═════ DATA EXCERPTS

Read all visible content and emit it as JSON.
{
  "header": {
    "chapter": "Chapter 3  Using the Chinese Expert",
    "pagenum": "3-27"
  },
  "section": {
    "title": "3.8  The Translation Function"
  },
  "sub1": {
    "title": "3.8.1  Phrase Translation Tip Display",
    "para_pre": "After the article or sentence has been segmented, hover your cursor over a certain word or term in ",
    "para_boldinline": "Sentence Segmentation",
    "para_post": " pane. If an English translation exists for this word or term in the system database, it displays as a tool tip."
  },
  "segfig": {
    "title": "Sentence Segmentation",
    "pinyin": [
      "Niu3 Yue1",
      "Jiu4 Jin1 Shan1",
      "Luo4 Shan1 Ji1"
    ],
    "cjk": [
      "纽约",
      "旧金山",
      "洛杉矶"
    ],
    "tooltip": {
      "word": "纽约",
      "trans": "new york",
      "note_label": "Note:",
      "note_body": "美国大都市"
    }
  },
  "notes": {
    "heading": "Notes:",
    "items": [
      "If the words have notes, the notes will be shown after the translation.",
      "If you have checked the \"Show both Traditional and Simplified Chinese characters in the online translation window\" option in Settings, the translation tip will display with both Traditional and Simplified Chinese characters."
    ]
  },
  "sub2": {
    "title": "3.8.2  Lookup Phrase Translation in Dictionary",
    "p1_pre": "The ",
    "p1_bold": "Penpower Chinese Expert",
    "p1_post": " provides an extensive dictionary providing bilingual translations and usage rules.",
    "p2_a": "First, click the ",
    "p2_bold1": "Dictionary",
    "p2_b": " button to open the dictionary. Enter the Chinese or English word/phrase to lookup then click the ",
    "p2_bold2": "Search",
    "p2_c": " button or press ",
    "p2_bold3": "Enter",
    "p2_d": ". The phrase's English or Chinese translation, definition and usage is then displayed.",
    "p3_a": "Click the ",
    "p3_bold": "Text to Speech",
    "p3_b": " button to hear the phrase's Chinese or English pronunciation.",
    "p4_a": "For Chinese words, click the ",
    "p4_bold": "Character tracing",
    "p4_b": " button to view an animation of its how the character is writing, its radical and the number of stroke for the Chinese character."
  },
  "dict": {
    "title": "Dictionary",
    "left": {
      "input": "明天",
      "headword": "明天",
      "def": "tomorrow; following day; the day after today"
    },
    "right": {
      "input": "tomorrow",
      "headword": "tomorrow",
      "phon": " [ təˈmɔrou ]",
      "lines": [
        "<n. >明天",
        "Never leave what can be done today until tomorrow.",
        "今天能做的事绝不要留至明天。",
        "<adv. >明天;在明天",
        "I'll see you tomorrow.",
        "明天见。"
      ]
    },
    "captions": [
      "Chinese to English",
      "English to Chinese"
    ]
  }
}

══════════

**TASK TO COMPLETE**
In the records above, collect each line with "words".

**PROBLEM SOLUTION**
      "If the words have notes, the notes will be shown after the translation.",
    "p4_a": "For Chinese words, click the ",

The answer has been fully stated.